**GIVEN PROBLEM**
What is the number of lines in the data holding the word "Безымянный"? Give that number by itself.

Collected data entries:
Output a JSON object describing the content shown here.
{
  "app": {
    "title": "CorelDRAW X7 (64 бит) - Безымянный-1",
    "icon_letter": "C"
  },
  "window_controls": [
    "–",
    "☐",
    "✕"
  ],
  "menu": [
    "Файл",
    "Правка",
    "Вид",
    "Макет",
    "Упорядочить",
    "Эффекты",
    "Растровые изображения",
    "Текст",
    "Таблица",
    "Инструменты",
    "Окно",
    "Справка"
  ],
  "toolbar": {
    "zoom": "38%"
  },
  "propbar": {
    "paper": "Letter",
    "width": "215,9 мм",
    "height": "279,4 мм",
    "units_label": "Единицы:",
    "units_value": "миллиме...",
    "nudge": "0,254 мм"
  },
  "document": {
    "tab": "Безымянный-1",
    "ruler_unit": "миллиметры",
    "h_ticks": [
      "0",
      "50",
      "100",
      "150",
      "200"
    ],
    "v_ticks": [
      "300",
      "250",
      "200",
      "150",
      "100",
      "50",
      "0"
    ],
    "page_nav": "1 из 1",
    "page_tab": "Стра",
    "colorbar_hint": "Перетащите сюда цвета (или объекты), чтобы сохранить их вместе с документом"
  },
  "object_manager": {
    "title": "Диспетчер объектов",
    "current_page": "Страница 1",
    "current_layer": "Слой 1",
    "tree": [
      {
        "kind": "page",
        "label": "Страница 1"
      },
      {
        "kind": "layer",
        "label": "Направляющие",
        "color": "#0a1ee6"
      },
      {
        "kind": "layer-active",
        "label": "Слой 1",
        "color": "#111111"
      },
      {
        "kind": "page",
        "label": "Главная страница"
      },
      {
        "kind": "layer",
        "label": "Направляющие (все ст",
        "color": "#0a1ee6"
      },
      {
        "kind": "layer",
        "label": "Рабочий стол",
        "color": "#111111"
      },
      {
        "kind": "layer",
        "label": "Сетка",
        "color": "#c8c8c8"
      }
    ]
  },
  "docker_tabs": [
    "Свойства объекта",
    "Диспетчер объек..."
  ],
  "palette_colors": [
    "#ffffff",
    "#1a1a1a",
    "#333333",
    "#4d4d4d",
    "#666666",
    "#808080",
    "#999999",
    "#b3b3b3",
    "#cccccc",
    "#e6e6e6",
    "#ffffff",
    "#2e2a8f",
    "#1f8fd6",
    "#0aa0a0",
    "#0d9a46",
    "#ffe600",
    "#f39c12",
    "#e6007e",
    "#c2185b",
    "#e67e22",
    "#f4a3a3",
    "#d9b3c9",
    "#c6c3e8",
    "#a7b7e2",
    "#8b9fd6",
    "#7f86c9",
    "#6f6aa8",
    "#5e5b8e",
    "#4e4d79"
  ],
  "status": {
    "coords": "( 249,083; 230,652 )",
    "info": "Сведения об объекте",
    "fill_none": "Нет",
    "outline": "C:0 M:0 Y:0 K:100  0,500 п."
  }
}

**RESPONSE TO THE TASK**
2